PROVIDED PASSAGE =>

>>>>>

The Archive's Beginnings
1965
In late-1965, the Academy of Television Arts and Sciences (ATAS) joined forces with the UCLA Theater Arts Department to create the ATAS/UCLA Television Library.
1968
The Film Department faculty founded the Film Archive.
1972
The Archive acquired the Jack Benny Television Collection, including all his series and specials, and the Hallmark Hall of Fame Collection. A short time later, Capitol Cities/ABC donated more than 24,000 television programs, which had aired from the early 1950s through the early 1970s, including Leave it to Beaver, 77 Sunset Strip, The Wonderful World of Disney, The Adventures of Ozzie and Harriet and Peyton Place.
1976
Robert Rosen was named director of both the ATAS/UCLA Television Library and the Film Archive. The UCLA Film & Television Archive was established as a joint venture.
During its early years, the Archive amassed a serious film collection with the donation of the Paramount Pictures Nitrate Print Library, which included almost all of the sound films the studio had produced between 1930 and 1950. This was soon followed by important acquisitions from all the major U.S. studios: Warner Brothers, Columbia Pictures, 20th Century Fox and Republic Pictures.
1977
The Archive made two bold strokes: launching its preservation and restoration program with the hiring of Robert Gitt, soon restoring titles such as Billy Wilder's Double Indemnity (1944), Josef von Sternberg's Blonde Venus (1932), Howard Hawks' The Big Sleep (1946) and Frank Borzage's Moonrise (1948); and an expansion of its campus film programming for the general public. The Archive became renowned for its presentation of Hollywood classics, documentaries, contemporary independent productions and cutting edge works of international cinema.
1980s - 1990s: Expansion and Acclaim
1981
The Archive became the permanent home to one of the most compelling and significant historical resources of the 20th century, the extensive Hearst Metrotone News Collection newsreels that consist of more than 27 million feet (5,000 hours) of footage, documenting the fabric of life from 1915-1975. The Archive provides footage from this collection to numerous films, television programs, museum exhibitions and other projects every year.
1984
The Archive restored Becky Sharp (1935), the first three-color Technicolor feature.

<<<<<

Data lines
>>>>>

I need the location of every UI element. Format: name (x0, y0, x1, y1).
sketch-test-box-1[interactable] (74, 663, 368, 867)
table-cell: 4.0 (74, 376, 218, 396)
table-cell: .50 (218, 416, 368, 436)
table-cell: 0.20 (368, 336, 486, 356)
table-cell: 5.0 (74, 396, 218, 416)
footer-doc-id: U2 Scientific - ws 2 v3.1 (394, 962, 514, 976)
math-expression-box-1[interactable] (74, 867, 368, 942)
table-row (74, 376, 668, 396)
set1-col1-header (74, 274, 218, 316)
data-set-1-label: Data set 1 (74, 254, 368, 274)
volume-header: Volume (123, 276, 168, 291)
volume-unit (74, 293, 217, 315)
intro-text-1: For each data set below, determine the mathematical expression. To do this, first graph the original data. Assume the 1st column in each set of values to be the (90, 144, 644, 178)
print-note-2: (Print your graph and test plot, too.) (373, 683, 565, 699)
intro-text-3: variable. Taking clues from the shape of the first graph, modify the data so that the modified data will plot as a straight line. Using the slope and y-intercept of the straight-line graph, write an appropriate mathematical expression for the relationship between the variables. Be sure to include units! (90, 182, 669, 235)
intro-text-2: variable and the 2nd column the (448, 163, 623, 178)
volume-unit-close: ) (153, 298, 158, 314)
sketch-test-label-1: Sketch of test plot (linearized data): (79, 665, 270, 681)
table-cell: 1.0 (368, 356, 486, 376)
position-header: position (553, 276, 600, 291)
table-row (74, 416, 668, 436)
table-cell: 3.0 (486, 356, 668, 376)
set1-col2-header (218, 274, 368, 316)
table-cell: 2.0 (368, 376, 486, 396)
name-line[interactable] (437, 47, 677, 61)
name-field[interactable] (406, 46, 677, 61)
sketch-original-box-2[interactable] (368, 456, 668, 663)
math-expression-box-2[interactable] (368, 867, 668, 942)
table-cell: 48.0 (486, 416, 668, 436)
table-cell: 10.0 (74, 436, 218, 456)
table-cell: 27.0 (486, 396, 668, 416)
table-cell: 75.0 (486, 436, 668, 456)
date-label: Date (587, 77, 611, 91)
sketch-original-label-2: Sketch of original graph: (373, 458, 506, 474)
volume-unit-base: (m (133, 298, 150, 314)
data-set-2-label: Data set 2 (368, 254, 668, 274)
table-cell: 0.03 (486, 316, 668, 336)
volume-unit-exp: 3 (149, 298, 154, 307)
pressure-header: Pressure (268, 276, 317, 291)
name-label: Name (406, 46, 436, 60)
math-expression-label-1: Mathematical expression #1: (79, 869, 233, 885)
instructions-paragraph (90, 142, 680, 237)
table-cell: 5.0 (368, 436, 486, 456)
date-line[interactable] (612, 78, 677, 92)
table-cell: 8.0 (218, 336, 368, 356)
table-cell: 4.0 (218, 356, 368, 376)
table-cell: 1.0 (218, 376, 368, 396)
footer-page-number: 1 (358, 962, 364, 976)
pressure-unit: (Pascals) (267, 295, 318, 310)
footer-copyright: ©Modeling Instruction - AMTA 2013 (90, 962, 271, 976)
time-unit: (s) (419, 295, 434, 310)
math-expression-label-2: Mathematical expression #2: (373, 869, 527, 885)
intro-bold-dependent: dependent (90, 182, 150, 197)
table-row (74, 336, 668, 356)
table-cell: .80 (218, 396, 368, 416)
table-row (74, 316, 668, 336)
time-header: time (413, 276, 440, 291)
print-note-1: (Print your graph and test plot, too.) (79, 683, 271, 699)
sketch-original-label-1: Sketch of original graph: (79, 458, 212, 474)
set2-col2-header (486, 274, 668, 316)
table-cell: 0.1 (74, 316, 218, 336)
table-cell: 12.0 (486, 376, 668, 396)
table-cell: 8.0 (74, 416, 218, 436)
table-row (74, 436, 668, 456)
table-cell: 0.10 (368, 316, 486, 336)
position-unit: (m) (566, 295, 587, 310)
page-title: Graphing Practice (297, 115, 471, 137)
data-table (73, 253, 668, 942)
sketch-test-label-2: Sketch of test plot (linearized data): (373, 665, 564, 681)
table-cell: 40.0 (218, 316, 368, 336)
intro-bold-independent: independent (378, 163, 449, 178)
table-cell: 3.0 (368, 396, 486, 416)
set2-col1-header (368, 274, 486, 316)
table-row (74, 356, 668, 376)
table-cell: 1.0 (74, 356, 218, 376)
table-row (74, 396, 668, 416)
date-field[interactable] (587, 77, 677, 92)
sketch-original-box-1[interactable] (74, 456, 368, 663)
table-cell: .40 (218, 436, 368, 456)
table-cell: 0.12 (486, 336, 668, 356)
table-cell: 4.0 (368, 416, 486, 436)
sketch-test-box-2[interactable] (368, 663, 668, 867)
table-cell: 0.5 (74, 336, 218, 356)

<<<<<

Extract the archive history word for word, from "The Archive's Beginnings" up to and including "founded the Film Archive.". The entries come from a different source than the archive history.

The Archive's Beginnings
1965
In late-1965, the Academy of Television Arts and Sciences (ATAS) joined forces with the UCLA Theater Arts Department to create the ATAS/UCLA Television Library.
1968
The Film Department faculty founded the Film Archive.